---- DATA SUPPLIED

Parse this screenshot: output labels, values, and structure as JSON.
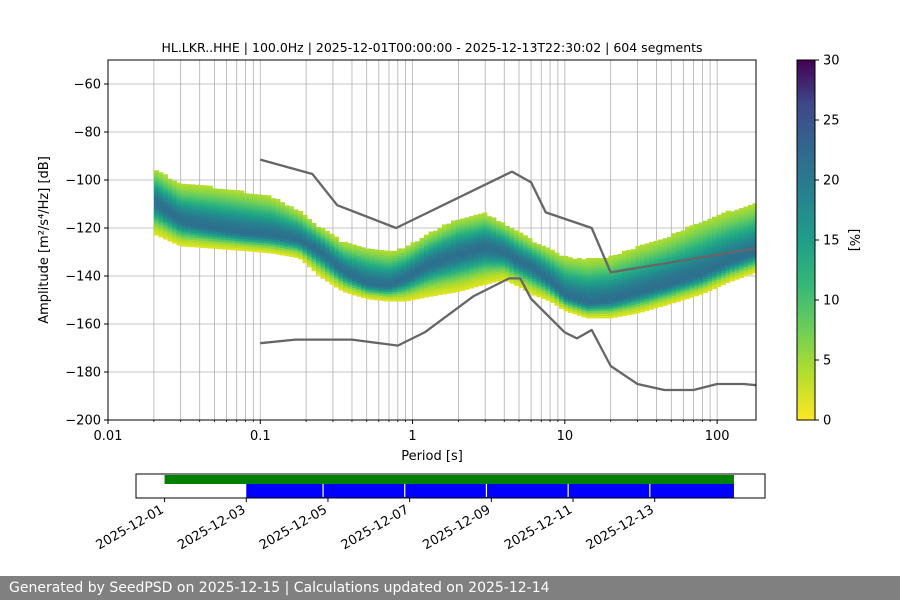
{
  "chart_data": {
    "type": "heatmap",
    "title": "HL.LKR..HHE | 100.0Hz | 2025-12-01T00:00:00 - 2025-12-13T22:30:02 | 604 segments",
    "xlabel": "Period [s]",
    "ylabel": "Amplitude [m²/s⁴/Hz] [dB]",
    "x_scale": "log",
    "xlim": [
      0.01,
      180
    ],
    "ylim": [
      -200,
      -50
    ],
    "x_ticks": [
      0.01,
      0.1,
      1,
      10,
      100
    ],
    "x_tick_labels": [
      "0.01",
      "0.1",
      "1",
      "10",
      "100"
    ],
    "y_ticks": [
      -200,
      -180,
      -160,
      -140,
      -120,
      -100,
      -80,
      -60
    ],
    "y_tick_labels": [
      "−200",
      "−180",
      "−160",
      "−140",
      "−120",
      "−100",
      "−80",
      "−60"
    ],
    "grid": true,
    "colorbar": {
      "label": "[%]",
      "range": [
        0,
        30
      ],
      "ticks": [
        0,
        5,
        10,
        15,
        20,
        25,
        30
      ]
    },
    "psd_mode": {
      "x": [
        0.02,
        0.03,
        0.05,
        0.08,
        0.12,
        0.18,
        0.25,
        0.35,
        0.5,
        0.7,
        0.9,
        1.3,
        2,
        3,
        4,
        5,
        6,
        8,
        10,
        14,
        20,
        30,
        50,
        80,
        120,
        180
      ],
      "y": [
        -109,
        -117,
        -120,
        -122,
        -123,
        -125,
        -130,
        -138,
        -143,
        -144,
        -141,
        -135,
        -131,
        -128,
        -130,
        -134,
        -136,
        -142,
        -148,
        -151,
        -150,
        -147,
        -143,
        -139,
        -134,
        -130
      ]
    },
    "psd_spread": {
      "x": [
        0.02,
        0.03,
        0.05,
        0.08,
        0.12,
        0.18,
        0.25,
        0.35,
        0.5,
        0.7,
        0.9,
        1.3,
        2,
        3,
        4,
        5,
        6,
        8,
        10,
        14,
        20,
        30,
        50,
        80,
        120,
        180
      ],
      "upper": [
        -95,
        -102,
        -103,
        -105,
        -107,
        -113,
        -120,
        -126,
        -128,
        -130,
        -128,
        -122,
        -116,
        -114,
        -118,
        -122,
        -125,
        -129,
        -132,
        -133,
        -132,
        -128,
        -123,
        -117,
        -113,
        -110
      ],
      "lower": [
        -122,
        -127,
        -128,
        -129,
        -130,
        -132,
        -140,
        -146,
        -149,
        -150,
        -150,
        -148,
        -146,
        -143,
        -141,
        -144,
        -147,
        -150,
        -154,
        -157,
        -157,
        -155,
        -151,
        -147,
        -142,
        -138
      ]
    },
    "series": [
      {
        "x": [
          0.1,
          0.22,
          0.32,
          0.78,
          4.5,
          6,
          7.5,
          15,
          20,
          180
        ],
        "y": [
          -91.5,
          -97.5,
          -110.5,
          -120,
          -96.5,
          -101,
          -113.5,
          -120,
          -138.5,
          -128.5
        ]
      },
      {
        "x": [
          0.1,
          0.17,
          0.4,
          0.8,
          1.2,
          2.5,
          4.3,
          5.1,
          6,
          10,
          12,
          15,
          20,
          30,
          45,
          70,
          100,
          150,
          180
        ],
        "y": [
          -168,
          -166.5,
          -166.5,
          -169,
          -163.5,
          -148.5,
          -141,
          -141,
          -149.5,
          -163.5,
          -166,
          -162.5,
          -177.5,
          -185,
          -187.5,
          -187.5,
          -185,
          -185,
          -185.5
        ]
      }
    ],
    "timeline": {
      "tick_labels": [
        "2025-12-01",
        "2025-12-03",
        "2025-12-05",
        "2025-12-07",
        "2025-12-09",
        "2025-12-11",
        "2025-12-13"
      ],
      "data_available": {
        "color": "#008000",
        "start_day": 0,
        "end_day": 13.94
      },
      "psd_computed": {
        "color": "#0000ff",
        "start_day": 2,
        "end_day": 13.94,
        "gaps": [
          3.88,
          5.88,
          7.88,
          9.88,
          11.88
        ]
      }
    }
  },
  "footer": {
    "text": "Generated by SeedPSD on 2025-12-15 | Calculations updated on 2025-12-14"
  }
}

--------

SHORT TASK — Leave out the pictures and copy everything else in the records word for word.

THE OUTPUT —
Parse this screenshot: output labels, values, and structure as JSON.
{
  "chart_data": {
    "type": "heatmap",
    "title": "HL.LKR..HHE | 100.0Hz | 2025-12-01T00:00:00 - 2025-12-13T22:30:02 | 604 segments",
    "xlabel": "Period [s]",
    "ylabel": "Amplitude [m²/s⁴/Hz] [dB]",
    "x_scale": "log",
    "xlim": [
      0.01,
      180
    ],
    "ylim": [
      -200,
      -50
    ],
    "x_ticks": [
      0.01,
      0.1,
      1,
      10,
      100
    ],
    "x_tick_labels": [
      "0.01",
      "0.1",
      "1",
      "10",
      "100"
    ],
    "y_ticks": [
      -200,
      -180,
      -160,
      -140,
      -120,
      -100,
      -80,
      -60
    ],
    "y_tick_labels": [
      "−200",
      "−180",
      "−160",
      "−140",
      "−120",
      "−100",
      "−80",
      "−60"
    ],
    "grid": true,
    "colorbar": {
      "label": "[%]",
      "range": [
        0,
        30
      ],
      "ticks": [
        0,
        5,
        10,
        15,
        20,
        25,
        30
      ]
    },
    "psd_mode": {
      "x": [
        0.02,
        0.03,
        0.05,
        0.08,
        0.12,
        0.18,
        0.25,
        0.35,
        0.5,
        0.7,
        0.9,
        1.3,
        2,
        3,
        4,
        5,
        6,
        8,
        10,
        14,
        20,
        30,
        50,
        80,
        120,
        180
      ],
      "y": [
        -109,
        -117,
        -120,
        -122,
        -123,
        -125,
        -130,
        -138,
        -143,
        -144,
        -141,
        -135,
        -131,
        -128,
        -130,
        -134,
        -136,
        -142,
        -148,
        -151,
        -150,
        -147,
        -143,
        -139,
        -134,
        -130
      ]
    },
    "psd_spread": {
      "x": [
        0.02,
        0.03,
        0.05,
        0.08,
        0.12,
        0.18,
        0.25,
        0.35,
        0.5,
        0.7,
        0.9,
        1.3,
        2,
        3,
        4,
        5,
        6,
        8,
        10,
        14,
        20,
        30,
        50,
        80,
        120,
        180
      ],
      "upper": [
        -95,
        -102,
        -103,
        -105,
        -107,
        -113,
        -120,
        -126,
        -128,
        -130,
        -128,
        -122,
        -116,
        -114,
        -118,
        -122,
        -125,
        -129,
        -132,
        -133,
        -132,
        -128,
        -123,
        -117,
        -113,
        -110
      ],
      "lower": [
        -122,
        -127,
        -128,
        -129,
        -130,
        -132,
        -140,
        -146,
        -149,
        -150,
        -150,
        -148,
        -146,
        -143,
        -141,
        -144,
        -147,
        -150,
        -154,
        -157,
        -157,
        -155,
        -151,
        -147,
        -142,
        -138
      ]
    },
    "series": [
      {
        "x": [
          0.1,
          0.22,
          0.32,
          0.78,
          4.5,
          6,
          7.5,
          15,
          20,
          180
        ],
        "y": [
          -91.5,
          -97.5,
          -110.5,
          -120,
          -96.5,
          -101,
          -113.5,
          -120,
          -138.5,
          -128.5
        ]
      },
      {
        "x": [
          0.1,
          0.17,
          0.4,
          0.8,
          1.2,
          2.5,
          4.3,
          5.1,
          6,
          10,
          12,
          15,
          20,
          30,
          45,
          70,
          100,
          150,
          180
        ],
        "y": [
          -168,
          -166.5,
          -166.5,
          -169,
          -163.5,
          -148.5,
          -141,
          -141,
          -149.5,
          -163.5,
          -166,
          -162.5,
          -177.5,
          -185,
          -187.5,
          -187.5,
          -185,
          -185,
          -185.5
        ]
      }
    ],
    "timeline": {
      "tick_labels": [
        "2025-12-01",
        "2025-12-03",
        "2025-12-05",
        "2025-12-07",
        "2025-12-09",
        "2025-12-11",
        "2025-12-13"
      ],
      "data_available": {
        "color": "#008000",
        "start_day": 0,
        "end_day": 13.94
      },
      "psd_computed": {
        "color": "#0000ff",
        "start_day": 2,
        "end_day": 13.94,
        "gaps": [
          3.88,
          5.88,
          7.88,
          9.88,
          11.88
        ]
      }
    }
  },
  "footer": {
    "text": "Generated by SeedPSD on 2025-12-15 | Calculations updated on 2025-12-14"
  }
}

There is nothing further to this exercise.